### Aim
Which lines in the records below contain the word "ylabel"? Copy each one out.

Records that describe figures:
+ + + + +
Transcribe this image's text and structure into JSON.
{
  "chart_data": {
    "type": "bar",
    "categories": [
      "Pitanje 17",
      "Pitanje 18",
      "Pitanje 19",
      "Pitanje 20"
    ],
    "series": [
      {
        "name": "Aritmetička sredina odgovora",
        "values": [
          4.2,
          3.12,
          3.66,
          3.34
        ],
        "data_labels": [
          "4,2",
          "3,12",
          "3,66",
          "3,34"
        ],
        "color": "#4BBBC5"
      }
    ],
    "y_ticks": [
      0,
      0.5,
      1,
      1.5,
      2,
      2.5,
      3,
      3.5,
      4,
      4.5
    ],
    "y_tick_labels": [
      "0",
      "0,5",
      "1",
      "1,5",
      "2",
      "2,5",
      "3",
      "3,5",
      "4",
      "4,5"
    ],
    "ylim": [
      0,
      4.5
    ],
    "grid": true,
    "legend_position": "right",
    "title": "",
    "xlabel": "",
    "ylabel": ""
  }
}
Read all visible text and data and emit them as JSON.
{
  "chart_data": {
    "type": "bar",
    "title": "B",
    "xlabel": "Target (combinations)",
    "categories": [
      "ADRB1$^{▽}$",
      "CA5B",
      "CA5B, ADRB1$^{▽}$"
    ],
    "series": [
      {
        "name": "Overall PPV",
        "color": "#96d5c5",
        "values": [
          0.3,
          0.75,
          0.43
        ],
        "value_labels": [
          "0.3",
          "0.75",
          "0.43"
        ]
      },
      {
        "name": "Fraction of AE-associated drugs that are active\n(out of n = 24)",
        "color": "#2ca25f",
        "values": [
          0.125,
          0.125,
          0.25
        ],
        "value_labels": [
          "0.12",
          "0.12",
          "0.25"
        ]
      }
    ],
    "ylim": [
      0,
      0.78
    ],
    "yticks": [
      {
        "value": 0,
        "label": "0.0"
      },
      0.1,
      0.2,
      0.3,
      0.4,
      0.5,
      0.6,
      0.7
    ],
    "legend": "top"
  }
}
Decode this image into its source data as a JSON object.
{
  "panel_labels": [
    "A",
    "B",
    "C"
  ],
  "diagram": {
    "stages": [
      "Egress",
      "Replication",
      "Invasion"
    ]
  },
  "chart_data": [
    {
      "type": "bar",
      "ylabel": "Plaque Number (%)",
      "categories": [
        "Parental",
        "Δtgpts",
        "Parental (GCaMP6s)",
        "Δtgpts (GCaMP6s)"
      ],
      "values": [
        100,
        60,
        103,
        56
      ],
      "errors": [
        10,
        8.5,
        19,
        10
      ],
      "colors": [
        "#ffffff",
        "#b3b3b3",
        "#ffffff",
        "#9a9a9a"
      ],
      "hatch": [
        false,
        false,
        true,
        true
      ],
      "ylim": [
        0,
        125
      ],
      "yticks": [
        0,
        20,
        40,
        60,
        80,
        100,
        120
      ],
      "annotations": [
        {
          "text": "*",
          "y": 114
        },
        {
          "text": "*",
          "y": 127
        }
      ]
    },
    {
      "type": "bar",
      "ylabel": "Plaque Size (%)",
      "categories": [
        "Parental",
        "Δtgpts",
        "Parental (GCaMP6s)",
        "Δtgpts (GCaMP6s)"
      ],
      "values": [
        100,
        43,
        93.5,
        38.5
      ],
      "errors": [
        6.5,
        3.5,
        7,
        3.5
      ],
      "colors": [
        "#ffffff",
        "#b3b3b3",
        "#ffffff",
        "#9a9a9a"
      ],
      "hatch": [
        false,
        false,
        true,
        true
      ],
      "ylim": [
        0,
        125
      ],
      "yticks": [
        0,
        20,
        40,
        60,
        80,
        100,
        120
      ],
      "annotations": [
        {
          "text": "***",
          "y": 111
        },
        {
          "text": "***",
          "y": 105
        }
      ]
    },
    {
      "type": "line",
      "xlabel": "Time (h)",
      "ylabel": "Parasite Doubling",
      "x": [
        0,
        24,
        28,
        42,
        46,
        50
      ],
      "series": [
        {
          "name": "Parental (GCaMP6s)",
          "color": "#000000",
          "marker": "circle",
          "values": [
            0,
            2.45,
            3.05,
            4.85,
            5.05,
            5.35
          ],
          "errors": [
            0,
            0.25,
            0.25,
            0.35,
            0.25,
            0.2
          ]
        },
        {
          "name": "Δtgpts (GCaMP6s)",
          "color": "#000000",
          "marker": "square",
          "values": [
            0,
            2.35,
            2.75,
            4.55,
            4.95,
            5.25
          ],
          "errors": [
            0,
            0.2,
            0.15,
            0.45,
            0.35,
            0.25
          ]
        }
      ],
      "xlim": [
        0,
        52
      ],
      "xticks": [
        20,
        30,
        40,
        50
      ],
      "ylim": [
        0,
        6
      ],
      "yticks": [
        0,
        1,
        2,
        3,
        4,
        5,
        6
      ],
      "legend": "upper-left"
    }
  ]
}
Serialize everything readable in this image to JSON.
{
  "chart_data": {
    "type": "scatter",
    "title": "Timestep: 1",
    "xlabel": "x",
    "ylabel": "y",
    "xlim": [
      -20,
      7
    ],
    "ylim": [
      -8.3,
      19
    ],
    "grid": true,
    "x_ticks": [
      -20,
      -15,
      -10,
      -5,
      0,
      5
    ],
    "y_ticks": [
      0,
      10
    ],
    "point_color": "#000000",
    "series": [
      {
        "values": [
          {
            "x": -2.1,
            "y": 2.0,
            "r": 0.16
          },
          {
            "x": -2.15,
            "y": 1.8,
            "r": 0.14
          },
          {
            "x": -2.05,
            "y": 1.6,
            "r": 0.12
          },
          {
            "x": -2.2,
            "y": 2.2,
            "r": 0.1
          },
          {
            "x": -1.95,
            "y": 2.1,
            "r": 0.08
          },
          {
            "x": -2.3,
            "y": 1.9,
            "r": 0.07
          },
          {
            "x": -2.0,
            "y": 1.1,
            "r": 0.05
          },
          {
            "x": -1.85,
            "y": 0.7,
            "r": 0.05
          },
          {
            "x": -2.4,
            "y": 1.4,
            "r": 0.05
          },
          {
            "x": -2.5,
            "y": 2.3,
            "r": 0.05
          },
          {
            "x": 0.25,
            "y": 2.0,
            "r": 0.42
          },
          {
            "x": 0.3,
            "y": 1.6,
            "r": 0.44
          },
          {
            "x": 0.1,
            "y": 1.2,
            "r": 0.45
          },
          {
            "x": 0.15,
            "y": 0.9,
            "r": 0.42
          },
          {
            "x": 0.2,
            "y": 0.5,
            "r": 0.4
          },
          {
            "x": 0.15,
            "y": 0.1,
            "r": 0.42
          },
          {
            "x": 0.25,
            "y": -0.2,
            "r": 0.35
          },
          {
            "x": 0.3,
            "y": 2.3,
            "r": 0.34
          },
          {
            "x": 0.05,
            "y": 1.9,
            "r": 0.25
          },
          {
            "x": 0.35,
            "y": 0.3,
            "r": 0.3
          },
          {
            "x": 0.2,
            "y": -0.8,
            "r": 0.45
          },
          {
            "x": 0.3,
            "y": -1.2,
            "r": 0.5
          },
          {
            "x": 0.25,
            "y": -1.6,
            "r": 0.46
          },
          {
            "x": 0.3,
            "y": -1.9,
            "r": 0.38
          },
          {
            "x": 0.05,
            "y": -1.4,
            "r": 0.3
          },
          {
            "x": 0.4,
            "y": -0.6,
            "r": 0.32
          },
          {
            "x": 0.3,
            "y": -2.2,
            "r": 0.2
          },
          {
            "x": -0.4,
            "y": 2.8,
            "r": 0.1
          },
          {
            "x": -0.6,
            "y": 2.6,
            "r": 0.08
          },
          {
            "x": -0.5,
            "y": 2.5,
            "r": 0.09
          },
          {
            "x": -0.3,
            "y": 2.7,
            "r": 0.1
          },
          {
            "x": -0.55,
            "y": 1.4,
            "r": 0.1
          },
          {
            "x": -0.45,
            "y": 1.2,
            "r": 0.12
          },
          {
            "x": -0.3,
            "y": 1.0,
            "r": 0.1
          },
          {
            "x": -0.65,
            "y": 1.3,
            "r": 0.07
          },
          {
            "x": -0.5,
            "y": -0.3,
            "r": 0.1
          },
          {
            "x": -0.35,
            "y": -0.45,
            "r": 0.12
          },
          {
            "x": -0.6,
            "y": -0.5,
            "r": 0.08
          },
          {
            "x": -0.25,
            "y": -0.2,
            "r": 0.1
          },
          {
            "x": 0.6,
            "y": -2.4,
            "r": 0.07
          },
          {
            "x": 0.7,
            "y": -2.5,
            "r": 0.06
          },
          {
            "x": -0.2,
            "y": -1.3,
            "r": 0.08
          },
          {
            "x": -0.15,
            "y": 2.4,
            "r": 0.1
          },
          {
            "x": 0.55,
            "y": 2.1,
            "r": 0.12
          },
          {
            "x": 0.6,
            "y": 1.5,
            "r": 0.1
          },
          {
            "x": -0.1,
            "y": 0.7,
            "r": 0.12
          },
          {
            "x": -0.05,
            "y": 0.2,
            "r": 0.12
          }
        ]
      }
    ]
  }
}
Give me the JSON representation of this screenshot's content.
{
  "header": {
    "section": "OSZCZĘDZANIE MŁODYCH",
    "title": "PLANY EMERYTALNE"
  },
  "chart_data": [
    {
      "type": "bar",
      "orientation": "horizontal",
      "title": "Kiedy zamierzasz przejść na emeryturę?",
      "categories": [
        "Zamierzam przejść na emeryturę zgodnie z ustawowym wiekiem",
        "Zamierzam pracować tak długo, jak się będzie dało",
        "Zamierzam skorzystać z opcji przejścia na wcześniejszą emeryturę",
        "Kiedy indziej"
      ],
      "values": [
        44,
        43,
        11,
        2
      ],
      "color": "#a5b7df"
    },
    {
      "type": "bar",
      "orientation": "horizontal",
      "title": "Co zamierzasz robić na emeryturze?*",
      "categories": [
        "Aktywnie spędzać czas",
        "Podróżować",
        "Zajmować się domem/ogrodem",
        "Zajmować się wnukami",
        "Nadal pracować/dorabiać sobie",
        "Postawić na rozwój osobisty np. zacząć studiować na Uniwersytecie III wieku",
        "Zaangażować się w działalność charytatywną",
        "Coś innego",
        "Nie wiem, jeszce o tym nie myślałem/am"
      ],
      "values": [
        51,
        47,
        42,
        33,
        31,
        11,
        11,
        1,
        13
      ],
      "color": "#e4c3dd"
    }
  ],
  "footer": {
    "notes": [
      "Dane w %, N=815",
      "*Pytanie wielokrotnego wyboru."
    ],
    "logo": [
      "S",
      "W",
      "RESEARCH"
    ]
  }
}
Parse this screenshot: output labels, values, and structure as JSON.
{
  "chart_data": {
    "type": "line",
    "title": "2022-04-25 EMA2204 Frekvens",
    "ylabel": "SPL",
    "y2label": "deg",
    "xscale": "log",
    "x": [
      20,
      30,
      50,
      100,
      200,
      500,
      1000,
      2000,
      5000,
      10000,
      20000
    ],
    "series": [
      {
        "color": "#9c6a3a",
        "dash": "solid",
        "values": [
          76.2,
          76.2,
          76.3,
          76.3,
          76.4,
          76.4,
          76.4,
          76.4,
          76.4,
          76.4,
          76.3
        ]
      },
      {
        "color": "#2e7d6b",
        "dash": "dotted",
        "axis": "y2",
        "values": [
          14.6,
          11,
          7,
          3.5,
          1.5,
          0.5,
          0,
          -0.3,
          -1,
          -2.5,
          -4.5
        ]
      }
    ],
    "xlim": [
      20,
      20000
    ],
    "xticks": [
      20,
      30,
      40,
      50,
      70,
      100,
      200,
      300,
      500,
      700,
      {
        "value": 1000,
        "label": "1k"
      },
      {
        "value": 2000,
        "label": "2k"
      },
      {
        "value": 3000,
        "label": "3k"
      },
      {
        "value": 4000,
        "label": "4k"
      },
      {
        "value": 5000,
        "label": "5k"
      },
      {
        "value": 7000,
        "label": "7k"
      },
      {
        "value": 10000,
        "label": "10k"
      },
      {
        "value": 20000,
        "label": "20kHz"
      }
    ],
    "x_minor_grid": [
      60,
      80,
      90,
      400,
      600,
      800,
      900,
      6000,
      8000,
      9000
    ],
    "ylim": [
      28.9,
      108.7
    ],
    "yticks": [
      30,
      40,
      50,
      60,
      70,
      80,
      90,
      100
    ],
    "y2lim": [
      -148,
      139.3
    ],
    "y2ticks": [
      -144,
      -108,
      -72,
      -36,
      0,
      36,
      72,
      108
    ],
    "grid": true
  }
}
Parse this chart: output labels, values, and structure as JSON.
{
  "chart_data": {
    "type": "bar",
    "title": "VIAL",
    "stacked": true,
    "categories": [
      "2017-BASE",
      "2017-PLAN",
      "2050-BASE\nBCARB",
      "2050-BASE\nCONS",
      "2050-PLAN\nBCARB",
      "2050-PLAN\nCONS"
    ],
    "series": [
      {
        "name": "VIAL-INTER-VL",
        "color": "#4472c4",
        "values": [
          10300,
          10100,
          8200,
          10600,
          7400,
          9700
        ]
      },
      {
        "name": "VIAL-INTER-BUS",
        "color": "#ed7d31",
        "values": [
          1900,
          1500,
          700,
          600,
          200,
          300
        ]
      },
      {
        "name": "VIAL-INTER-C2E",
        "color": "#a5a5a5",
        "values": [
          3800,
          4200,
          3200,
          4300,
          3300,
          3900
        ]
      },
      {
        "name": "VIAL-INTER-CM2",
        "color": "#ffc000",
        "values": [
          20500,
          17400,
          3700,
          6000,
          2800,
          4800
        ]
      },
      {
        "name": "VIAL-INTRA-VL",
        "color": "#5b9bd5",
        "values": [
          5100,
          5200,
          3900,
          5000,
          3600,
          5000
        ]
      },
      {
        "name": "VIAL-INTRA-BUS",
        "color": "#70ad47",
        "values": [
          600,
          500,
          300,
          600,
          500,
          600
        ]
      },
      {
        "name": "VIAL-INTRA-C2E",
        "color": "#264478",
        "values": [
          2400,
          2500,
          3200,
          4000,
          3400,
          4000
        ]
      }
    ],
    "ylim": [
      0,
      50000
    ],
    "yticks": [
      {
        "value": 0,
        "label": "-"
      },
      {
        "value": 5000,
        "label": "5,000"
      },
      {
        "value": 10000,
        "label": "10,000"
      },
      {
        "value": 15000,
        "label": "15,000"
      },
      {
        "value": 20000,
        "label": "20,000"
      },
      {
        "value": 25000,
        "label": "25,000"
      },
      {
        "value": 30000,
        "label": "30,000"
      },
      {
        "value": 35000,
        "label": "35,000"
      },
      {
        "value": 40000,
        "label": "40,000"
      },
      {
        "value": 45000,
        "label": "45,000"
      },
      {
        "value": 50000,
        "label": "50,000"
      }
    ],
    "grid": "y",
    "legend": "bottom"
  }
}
+ + + + +
### Solution
    "ylabel": ""
      "ylabel": "Plaque Number (%)",
      "ylabel": "Plaque Size (%)",
      "ylabel": "Parasite Doubling",
    "ylabel": "y",
    "ylabel": "SPL",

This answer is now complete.